• Information shown:
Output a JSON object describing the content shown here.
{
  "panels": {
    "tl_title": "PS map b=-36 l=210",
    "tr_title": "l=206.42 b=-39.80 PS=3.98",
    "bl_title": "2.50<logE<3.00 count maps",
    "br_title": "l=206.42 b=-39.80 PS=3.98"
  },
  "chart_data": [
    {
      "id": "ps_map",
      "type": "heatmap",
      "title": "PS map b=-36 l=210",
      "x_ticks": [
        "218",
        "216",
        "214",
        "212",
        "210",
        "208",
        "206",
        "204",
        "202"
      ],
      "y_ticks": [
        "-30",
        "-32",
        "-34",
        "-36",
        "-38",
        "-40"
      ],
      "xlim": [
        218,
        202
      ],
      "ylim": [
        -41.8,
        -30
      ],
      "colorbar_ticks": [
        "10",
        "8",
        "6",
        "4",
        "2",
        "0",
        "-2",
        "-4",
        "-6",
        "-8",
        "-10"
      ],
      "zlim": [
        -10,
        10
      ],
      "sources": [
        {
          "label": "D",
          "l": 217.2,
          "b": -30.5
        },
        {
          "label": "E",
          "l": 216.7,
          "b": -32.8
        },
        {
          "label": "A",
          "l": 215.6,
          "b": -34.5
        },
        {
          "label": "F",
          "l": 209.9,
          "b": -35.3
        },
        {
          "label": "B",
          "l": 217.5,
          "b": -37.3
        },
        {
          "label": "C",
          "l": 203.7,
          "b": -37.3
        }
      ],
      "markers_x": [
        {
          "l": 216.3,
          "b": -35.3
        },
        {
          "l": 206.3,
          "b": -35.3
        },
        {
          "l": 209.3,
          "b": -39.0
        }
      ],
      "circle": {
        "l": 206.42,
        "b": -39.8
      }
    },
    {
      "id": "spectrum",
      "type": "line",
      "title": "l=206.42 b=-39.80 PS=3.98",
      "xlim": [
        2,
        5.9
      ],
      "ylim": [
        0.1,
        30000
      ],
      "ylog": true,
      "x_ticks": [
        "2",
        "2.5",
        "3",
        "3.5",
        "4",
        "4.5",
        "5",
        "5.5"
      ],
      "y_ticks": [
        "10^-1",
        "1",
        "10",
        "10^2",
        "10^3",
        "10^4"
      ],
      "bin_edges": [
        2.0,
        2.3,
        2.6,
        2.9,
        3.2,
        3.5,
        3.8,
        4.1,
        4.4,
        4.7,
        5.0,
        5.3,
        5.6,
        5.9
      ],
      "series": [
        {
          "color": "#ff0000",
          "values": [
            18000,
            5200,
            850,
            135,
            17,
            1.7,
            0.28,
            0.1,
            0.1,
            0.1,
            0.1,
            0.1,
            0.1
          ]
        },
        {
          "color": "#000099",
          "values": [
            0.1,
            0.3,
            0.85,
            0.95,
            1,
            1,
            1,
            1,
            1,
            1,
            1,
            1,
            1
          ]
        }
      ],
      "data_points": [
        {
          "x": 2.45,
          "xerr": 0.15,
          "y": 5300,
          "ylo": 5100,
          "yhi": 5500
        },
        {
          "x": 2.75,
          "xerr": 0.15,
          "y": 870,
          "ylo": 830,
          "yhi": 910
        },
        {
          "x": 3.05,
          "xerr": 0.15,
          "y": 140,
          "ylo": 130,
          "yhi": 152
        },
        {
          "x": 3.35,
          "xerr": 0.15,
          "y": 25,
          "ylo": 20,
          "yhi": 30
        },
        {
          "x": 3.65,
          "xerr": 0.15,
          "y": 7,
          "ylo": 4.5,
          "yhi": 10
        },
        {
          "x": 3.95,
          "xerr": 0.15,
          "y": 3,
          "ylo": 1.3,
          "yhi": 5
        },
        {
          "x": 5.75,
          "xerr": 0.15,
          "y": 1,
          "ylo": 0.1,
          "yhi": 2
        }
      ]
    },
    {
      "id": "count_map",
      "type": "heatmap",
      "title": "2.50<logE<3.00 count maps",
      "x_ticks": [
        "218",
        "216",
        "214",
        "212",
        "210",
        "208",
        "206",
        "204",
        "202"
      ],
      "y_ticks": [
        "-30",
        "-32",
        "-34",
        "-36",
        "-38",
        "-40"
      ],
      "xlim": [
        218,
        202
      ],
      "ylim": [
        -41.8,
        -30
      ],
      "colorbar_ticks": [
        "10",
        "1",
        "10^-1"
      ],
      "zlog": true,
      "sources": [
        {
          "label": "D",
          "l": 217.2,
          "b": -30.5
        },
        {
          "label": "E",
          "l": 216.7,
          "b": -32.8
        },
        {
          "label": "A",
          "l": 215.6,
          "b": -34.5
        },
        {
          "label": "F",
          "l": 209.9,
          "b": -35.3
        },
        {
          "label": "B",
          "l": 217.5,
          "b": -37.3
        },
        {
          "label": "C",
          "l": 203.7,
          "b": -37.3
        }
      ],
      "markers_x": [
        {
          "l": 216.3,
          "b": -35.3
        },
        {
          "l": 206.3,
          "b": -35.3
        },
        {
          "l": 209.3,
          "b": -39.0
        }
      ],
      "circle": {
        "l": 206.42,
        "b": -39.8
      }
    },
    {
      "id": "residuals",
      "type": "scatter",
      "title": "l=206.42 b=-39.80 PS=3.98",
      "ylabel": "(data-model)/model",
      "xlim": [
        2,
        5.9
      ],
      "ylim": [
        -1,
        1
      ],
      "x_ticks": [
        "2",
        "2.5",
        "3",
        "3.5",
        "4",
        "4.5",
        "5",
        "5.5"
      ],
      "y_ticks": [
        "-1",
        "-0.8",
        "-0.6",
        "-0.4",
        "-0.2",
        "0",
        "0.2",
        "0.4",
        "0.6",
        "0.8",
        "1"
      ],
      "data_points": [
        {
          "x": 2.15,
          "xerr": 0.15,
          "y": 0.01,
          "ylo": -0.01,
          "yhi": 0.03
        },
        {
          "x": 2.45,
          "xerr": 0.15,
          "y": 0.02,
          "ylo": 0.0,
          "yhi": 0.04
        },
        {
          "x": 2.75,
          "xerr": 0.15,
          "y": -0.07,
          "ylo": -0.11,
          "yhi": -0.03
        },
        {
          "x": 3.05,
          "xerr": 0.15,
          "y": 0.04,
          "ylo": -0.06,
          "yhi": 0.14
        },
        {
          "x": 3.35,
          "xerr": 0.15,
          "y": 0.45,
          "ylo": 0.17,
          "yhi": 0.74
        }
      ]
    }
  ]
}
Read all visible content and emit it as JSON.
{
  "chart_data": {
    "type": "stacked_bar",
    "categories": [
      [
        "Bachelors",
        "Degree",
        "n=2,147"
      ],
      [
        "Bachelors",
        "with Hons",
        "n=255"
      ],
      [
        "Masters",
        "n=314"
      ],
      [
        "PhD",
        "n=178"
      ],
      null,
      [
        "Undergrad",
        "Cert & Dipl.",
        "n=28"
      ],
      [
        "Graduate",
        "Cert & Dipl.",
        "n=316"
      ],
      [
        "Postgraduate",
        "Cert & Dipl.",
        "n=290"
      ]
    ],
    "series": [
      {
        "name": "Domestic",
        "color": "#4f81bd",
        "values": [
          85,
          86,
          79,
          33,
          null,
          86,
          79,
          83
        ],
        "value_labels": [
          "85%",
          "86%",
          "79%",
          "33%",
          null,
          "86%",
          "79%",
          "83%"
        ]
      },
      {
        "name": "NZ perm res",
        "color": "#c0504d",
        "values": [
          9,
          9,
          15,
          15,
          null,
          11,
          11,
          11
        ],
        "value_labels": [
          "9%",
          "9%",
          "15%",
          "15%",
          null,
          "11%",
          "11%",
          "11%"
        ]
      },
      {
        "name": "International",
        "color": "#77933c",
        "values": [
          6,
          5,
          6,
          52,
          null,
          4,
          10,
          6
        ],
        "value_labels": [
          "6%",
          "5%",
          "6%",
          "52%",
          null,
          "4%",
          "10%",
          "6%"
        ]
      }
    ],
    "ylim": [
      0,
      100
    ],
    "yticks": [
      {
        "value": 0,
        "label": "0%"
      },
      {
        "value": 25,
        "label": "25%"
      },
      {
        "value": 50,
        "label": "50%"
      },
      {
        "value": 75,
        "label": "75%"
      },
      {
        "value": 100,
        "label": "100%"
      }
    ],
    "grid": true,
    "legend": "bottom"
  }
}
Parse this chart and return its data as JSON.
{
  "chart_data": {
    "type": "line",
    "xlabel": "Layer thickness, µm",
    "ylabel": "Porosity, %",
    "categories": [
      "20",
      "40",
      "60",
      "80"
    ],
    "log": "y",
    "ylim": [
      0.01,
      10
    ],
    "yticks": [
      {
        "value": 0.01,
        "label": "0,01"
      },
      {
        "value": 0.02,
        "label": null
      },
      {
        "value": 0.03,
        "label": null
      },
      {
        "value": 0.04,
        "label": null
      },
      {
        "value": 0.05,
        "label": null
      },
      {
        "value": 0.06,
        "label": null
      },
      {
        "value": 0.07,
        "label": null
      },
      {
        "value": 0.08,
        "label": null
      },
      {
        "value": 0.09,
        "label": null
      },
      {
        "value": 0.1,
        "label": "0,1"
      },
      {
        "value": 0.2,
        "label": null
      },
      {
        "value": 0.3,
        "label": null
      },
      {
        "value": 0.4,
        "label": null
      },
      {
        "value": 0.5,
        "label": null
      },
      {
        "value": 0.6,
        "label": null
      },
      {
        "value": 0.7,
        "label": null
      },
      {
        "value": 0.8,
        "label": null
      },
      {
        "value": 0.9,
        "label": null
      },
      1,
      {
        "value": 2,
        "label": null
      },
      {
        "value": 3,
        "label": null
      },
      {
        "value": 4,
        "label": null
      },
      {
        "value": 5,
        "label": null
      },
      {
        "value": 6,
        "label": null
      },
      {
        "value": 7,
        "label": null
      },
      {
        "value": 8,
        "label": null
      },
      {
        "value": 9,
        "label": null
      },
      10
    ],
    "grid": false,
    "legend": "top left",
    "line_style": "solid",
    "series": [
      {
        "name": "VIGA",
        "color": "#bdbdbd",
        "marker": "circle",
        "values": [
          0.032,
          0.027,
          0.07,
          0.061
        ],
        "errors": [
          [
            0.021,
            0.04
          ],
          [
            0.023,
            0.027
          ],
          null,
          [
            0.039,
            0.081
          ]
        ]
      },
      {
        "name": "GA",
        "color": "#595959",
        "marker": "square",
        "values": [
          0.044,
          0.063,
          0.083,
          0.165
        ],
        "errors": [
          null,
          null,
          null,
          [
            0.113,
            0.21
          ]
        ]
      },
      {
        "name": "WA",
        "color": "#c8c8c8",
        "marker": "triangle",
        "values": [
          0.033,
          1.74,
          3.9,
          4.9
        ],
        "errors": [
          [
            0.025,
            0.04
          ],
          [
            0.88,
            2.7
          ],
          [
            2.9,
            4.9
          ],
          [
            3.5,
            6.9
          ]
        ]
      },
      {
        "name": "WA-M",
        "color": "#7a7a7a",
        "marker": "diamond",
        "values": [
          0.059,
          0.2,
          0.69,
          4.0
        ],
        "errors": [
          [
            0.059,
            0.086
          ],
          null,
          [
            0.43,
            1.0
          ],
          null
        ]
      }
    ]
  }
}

• Task brief:
Count each line with "maps" in it and report that figure by itself.

• Correct answer:
2